_INSTRUCTIONS TO FOLLOW_
In the entries below, rewrite the lines starting at the one containing "candle-body — [819, 180, 825, 194]" and ending at the one containing "candle — [544, 249, 549, 263]", changing "candle-body" to "real-body" and leaving everything else the same.

** BEGIN EXTRACTED ENTRIES **

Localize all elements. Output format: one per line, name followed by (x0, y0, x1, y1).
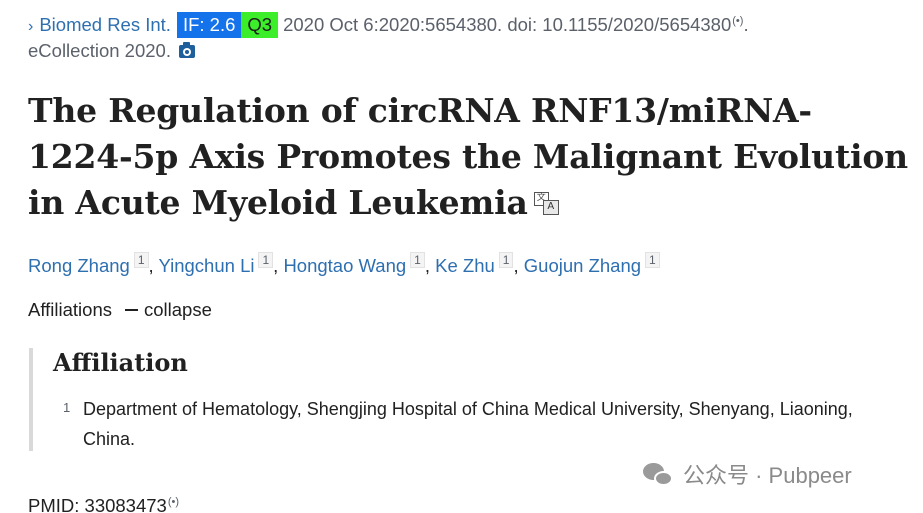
affiliation-ref[interactable]: 1 (133, 252, 149, 268)
quartile-badge: Q3 (241, 12, 279, 39)
affiliation-ref[interactable]: 1 (645, 252, 660, 268)
author-link[interactable]: Yingchun Li (158, 255, 255, 276)
journal-link[interactable]: Biomed Res Int. (39, 14, 171, 36)
chevron-right-icon[interactable]: › (28, 18, 34, 36)
affiliations-label: Affiliations (28, 299, 112, 320)
collapse-link[interactable]: collapse (143, 299, 212, 320)
author-separator: , (424, 255, 430, 276)
author-link[interactable]: Hongtao Wang (283, 255, 407, 276)
impact-factor-badge: IF: 2.6 (176, 12, 242, 39)
translate-icon-target: A (542, 200, 559, 215)
affiliation-ref[interactable]: 1 (498, 252, 514, 268)
watermark: 公众号 · Pubpeer (643, 462, 852, 490)
watermark-text: 公众号 · Pubpeer (683, 463, 852, 488)
author-link[interactable]: Guojun Zhang (523, 255, 642, 276)
signal-icon[interactable]: (•) (732, 15, 744, 27)
author-link[interactable]: Ke Zhu (435, 255, 495, 276)
wechat-icon (643, 462, 675, 488)
article-title: The Regulation of circRNA RNF13/miRNA-12… (28, 88, 908, 226)
affiliation-panel: Affiliation 1 Department of Hematology, … (29, 348, 869, 451)
affiliation-number: 1 (63, 400, 71, 415)
affiliation-heading: Affiliation (53, 348, 188, 377)
author-list: Rong Zhang 1, Yingchun Li 1, Hongtao Wang 1… (28, 252, 660, 279)
citation-suffix: . (743, 14, 749, 36)
affiliation-text: Department of Hematology, Shengjing Hosp… (83, 399, 853, 449)
minus-icon (124, 309, 138, 311)
author-separator: , (273, 255, 279, 276)
ecollection-line: eCollection 2020. (28, 38, 195, 64)
author-link[interactable]: Rong Zhang (28, 255, 130, 276)
camera-icon[interactable] (178, 42, 195, 58)
pmid-line: PMID: 33083473(•) (28, 489, 179, 513)
ecollection-text: eCollection 2020. (28, 40, 171, 61)
pmid-text: PMID: 33083473 (28, 495, 167, 513)
author-separator: , (513, 255, 519, 276)
affiliation-ref[interactable]: 1 (410, 252, 425, 268)
affiliation-ref[interactable]: 1 (258, 252, 274, 268)
affiliations-toggle[interactable]: Affiliations collapse (28, 297, 212, 323)
citation-line: › Biomed Res Int. IF: 2.6 Q3 2020 Oct 6:2020… (28, 8, 749, 40)
citation-details: 2020 Oct 6:2020:5654380. doi: 10.1155/20… (283, 14, 732, 36)
article-title-text: The Regulation of circRNA RNF13/miRNA-12… (28, 91, 908, 222)
author-separator: , (148, 255, 154, 276)
signal-icon[interactable]: (•) (167, 496, 180, 508)
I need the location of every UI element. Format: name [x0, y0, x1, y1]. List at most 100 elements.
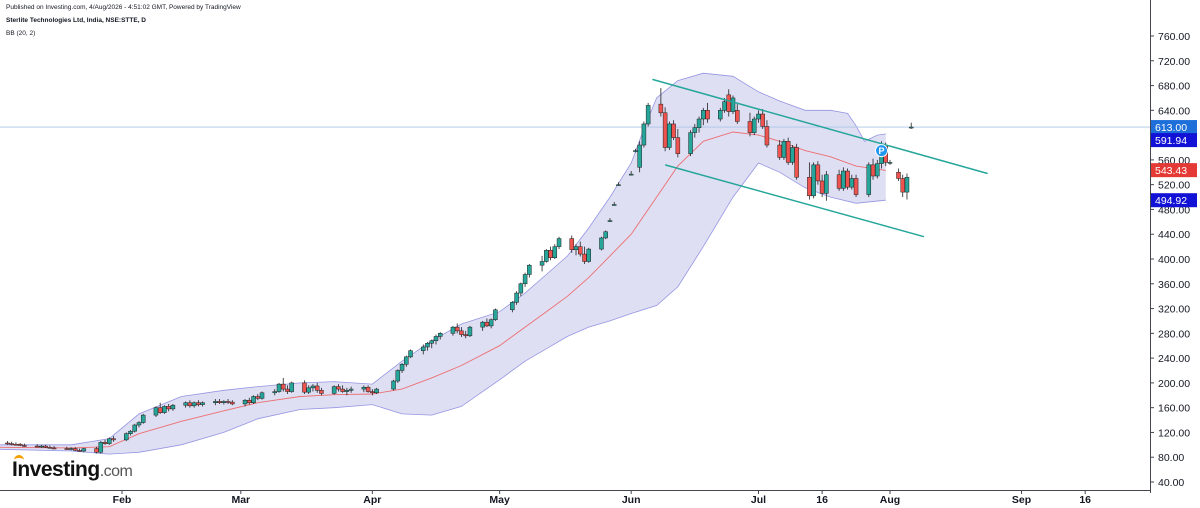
candle-body — [819, 180, 825, 194]
candle-body — [437, 333, 443, 337]
candle-body — [348, 388, 354, 391]
candle — [306, 385, 311, 395]
candle-body — [573, 246, 579, 250]
candle-body — [662, 112, 668, 148]
candle — [43, 444, 48, 448]
candle-body — [688, 132, 693, 154]
candle — [544, 249, 549, 263]
channel-upper — [652, 78, 988, 175]
candle-body — [522, 274, 528, 285]
candle — [900, 174, 905, 198]
candle — [718, 107, 723, 122]
candle-body — [900, 178, 905, 193]
candle — [510, 301, 515, 313]
badge-bg — [1151, 133, 1197, 148]
price-axis: 760.00720.00680.00640.00600.00560.00520.… — [1150, 0, 1190, 493]
candle-body — [191, 402, 197, 407]
candle — [437, 332, 443, 340]
price-tick-label: 200.00 — [1158, 378, 1190, 390]
candle-body — [633, 150, 638, 152]
candle-body — [344, 390, 350, 392]
candle-body — [272, 391, 278, 394]
candle — [162, 405, 167, 414]
candle — [391, 379, 396, 391]
candle-body — [777, 144, 782, 158]
bollinger-basis-line — [0, 131, 886, 449]
candle-body — [404, 356, 409, 365]
time-tick-label: Feb — [113, 494, 132, 506]
candle-body — [484, 321, 490, 327]
candle — [331, 385, 337, 395]
price-tick-label: 480.00 — [1158, 204, 1190, 216]
candle-body — [306, 387, 311, 393]
candle — [675, 128, 681, 158]
candle — [467, 325, 473, 338]
candle-body — [870, 164, 876, 177]
candle-body — [374, 388, 379, 394]
candle — [887, 159, 893, 165]
candle-body — [887, 162, 893, 164]
candle — [319, 387, 324, 396]
candle — [17, 442, 23, 447]
candle-body — [616, 184, 621, 186]
candle-body — [102, 442, 108, 444]
candle-body — [463, 334, 468, 337]
candle-body — [658, 103, 664, 114]
candle — [140, 413, 146, 424]
candle-body — [539, 261, 545, 266]
price-tick-label: 40.00 — [1158, 477, 1184, 489]
published-note: Published on Investing.com, 4/Aug/2026 -… — [6, 4, 241, 11]
candle-body — [751, 118, 757, 133]
candle — [696, 116, 702, 133]
candle-body — [586, 248, 591, 262]
candle-body — [5, 442, 10, 445]
candle-body — [421, 346, 426, 351]
candle-body — [845, 170, 850, 188]
candle-body — [34, 445, 40, 448]
candle-body — [276, 383, 282, 392]
candle — [603, 230, 608, 240]
candle — [841, 167, 846, 191]
candle — [344, 387, 350, 396]
candle-body — [811, 164, 816, 197]
candle-body — [824, 174, 829, 194]
candle — [734, 104, 740, 124]
candle-body — [734, 110, 740, 122]
candle — [111, 436, 116, 442]
candle-body — [289, 382, 294, 392]
candle-body — [637, 144, 642, 168]
candle — [845, 168, 850, 190]
candle-body — [17, 443, 23, 446]
candle — [433, 334, 439, 345]
candle-body — [259, 392, 265, 399]
candle — [607, 218, 613, 222]
price-tick-label: 680.00 — [1158, 81, 1190, 93]
candle — [514, 291, 519, 305]
candle-body — [853, 178, 859, 195]
candle-body — [836, 174, 842, 189]
candle — [552, 244, 558, 259]
price-tick-label: 120.00 — [1158, 427, 1190, 439]
candle-body — [611, 204, 617, 206]
logo-swoosh-icon — [14, 455, 24, 464]
candle-body — [242, 399, 248, 405]
candle-body — [875, 163, 880, 177]
price-badge-last: 613.00 — [1151, 120, 1197, 135]
candle — [586, 247, 591, 263]
candle — [760, 109, 765, 129]
time-tick-label: Jun — [622, 494, 641, 506]
candle-body — [51, 447, 57, 450]
candle-body — [730, 97, 736, 112]
candle-body — [480, 321, 485, 328]
candle-body — [107, 438, 112, 444]
time-tick-label: May — [489, 494, 510, 506]
candle-body — [166, 406, 171, 410]
candle — [348, 386, 354, 393]
candle-body — [370, 391, 375, 394]
candle-body — [544, 250, 549, 262]
candle — [853, 174, 859, 198]
candle-body — [314, 385, 320, 391]
candle-body — [756, 113, 761, 120]
candle-body — [582, 253, 587, 262]
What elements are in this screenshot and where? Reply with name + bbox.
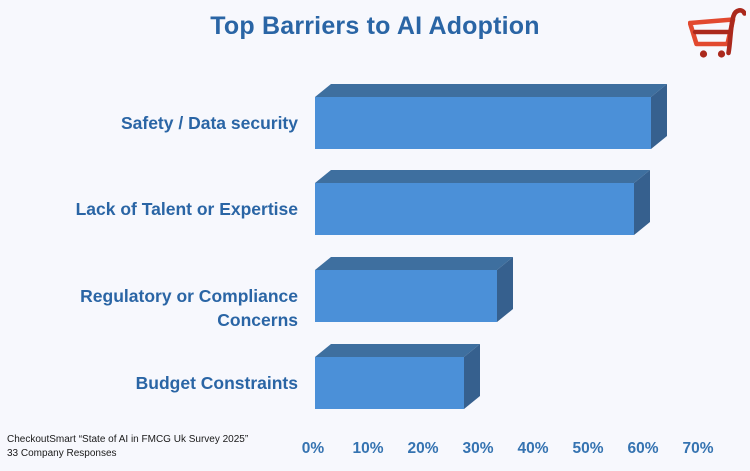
cart-wheel-right <box>717 50 726 58</box>
x-tick-label: 50% <box>572 440 604 457</box>
checkoutsmart-cart-icon <box>688 8 746 58</box>
bar <box>315 257 513 322</box>
bar-front-face <box>315 183 634 235</box>
bar-top-face <box>315 344 480 357</box>
category-label: Lack of Talent or Expertise <box>75 199 298 219</box>
x-tick-label: 30% <box>462 440 494 457</box>
x-tick-label: 0% <box>301 440 325 457</box>
source-citation: CheckoutSmart “State of AI in FMCG Uk Su… <box>7 434 249 445</box>
bar-top-face <box>315 170 650 183</box>
x-tick-label: 70% <box>682 440 714 457</box>
bar-front-face <box>315 97 651 149</box>
bar-side-face <box>634 170 650 235</box>
bar <box>315 344 480 409</box>
chart-title: Top Barriers to AI Adoption <box>210 12 540 40</box>
bar-side-face <box>651 84 667 149</box>
x-tick-label: 40% <box>517 440 549 457</box>
category-label: Budget Constraints <box>135 373 298 393</box>
bar-side-face <box>497 257 513 322</box>
cart-handle <box>726 8 746 56</box>
bar-top-face <box>315 84 667 97</box>
bar <box>315 84 667 149</box>
bar-top-face <box>315 257 513 270</box>
category-label: Safety / Data security <box>120 113 298 133</box>
bar <box>315 170 650 235</box>
bar-front-face <box>315 270 497 322</box>
x-tick-label: 20% <box>407 440 439 457</box>
x-tick-label: 10% <box>352 440 384 457</box>
cart-wheel-left <box>699 50 708 58</box>
source-sample-size: 33 Company Responses <box>7 448 117 459</box>
x-tick-label: 60% <box>627 440 659 457</box>
bar-front-face <box>315 357 464 409</box>
bar-side-face <box>464 344 480 409</box>
category-label: Regulatory or Compliance Concerns <box>80 286 298 330</box>
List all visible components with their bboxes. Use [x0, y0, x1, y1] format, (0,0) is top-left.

** END EXTRACTED ENTRIES **

_SOLUTION TO THE PROBLEM_
real-body — [819, 180, 825, 194]
real-body — [437, 333, 443, 337]
real-body — [348, 388, 354, 391]
candle — [306, 385, 311, 395]
real-body — [573, 246, 579, 250]
real-body — [662, 112, 668, 148]
candle — [43, 444, 48, 448]
real-body — [688, 132, 693, 154]
candle — [544, 249, 549, 263]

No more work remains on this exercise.